===== RECORDS SHOWN

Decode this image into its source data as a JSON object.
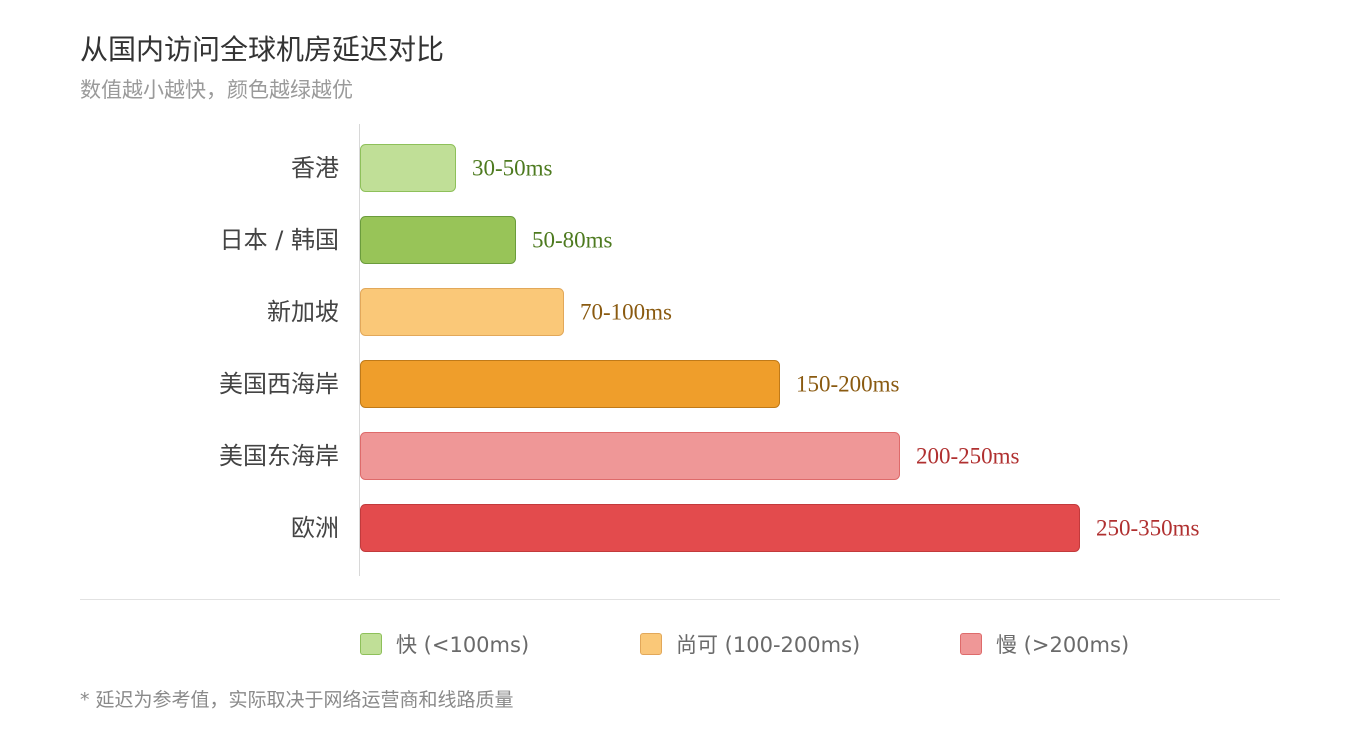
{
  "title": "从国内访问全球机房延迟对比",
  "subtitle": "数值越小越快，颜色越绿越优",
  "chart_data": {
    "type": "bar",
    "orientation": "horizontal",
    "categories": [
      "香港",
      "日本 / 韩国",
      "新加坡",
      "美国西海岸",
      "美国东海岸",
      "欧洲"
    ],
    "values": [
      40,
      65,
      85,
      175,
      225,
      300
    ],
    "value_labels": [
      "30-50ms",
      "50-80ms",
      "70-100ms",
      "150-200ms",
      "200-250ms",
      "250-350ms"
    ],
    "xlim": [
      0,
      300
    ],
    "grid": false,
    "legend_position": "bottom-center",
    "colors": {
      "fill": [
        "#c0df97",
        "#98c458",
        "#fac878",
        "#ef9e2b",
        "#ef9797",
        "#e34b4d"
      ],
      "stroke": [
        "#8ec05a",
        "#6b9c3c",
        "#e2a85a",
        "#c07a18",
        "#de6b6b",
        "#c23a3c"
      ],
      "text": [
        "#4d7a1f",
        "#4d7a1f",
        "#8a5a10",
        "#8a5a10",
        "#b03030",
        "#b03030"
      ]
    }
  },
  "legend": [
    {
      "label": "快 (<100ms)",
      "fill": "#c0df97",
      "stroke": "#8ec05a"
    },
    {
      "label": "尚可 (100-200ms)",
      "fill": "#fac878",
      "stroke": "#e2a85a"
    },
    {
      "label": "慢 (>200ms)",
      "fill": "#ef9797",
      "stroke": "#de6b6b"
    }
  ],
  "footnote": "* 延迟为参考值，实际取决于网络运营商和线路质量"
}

==========

▸ **WHAT IS ASKED**
Repeat each entry exactly as it appears; skip any picture.

▸ **REPLY**
Decode this image into its source data as a JSON object.
{
  "title": "从国内访问全球机房延迟对比",
  "subtitle": "数值越小越快，颜色越绿越优",
  "chart_data": {
    "type": "bar",
    "orientation": "horizontal",
    "categories": [
      "香港",
      "日本 / 韩国",
      "新加坡",
      "美国西海岸",
      "美国东海岸",
      "欧洲"
    ],
    "values": [
      40,
      65,
      85,
      175,
      225,
      300
    ],
    "value_labels": [
      "30-50ms",
      "50-80ms",
      "70-100ms",
      "150-200ms",
      "200-250ms",
      "250-350ms"
    ],
    "xlim": [
      0,
      300
    ],
    "grid": false,
    "legend_position": "bottom-center",
    "colors": {
      "fill": [
        "#c0df97",
        "#98c458",
        "#fac878",
        "#ef9e2b",
        "#ef9797",
        "#e34b4d"
      ],
      "stroke": [
        "#8ec05a",
        "#6b9c3c",
        "#e2a85a",
        "#c07a18",
        "#de6b6b",
        "#c23a3c"
      ],
      "text": [
        "#4d7a1f",
        "#4d7a1f",
        "#8a5a10",
        "#8a5a10",
        "#b03030",
        "#b03030"
      ]
    }
  },
  "legend": [
    {
      "label": "快 (<100ms)",
      "fill": "#c0df97",
      "stroke": "#8ec05a"
    },
    {
      "label": "尚可 (100-200ms)",
      "fill": "#fac878",
      "stroke": "#e2a85a"
    },
    {
      "label": "慢 (>200ms)",
      "fill": "#ef9797",
      "stroke": "#de6b6b"
    }
  ],
  "footnote": "* 延迟为参考值，实际取决于网络运营商和线路质量"
}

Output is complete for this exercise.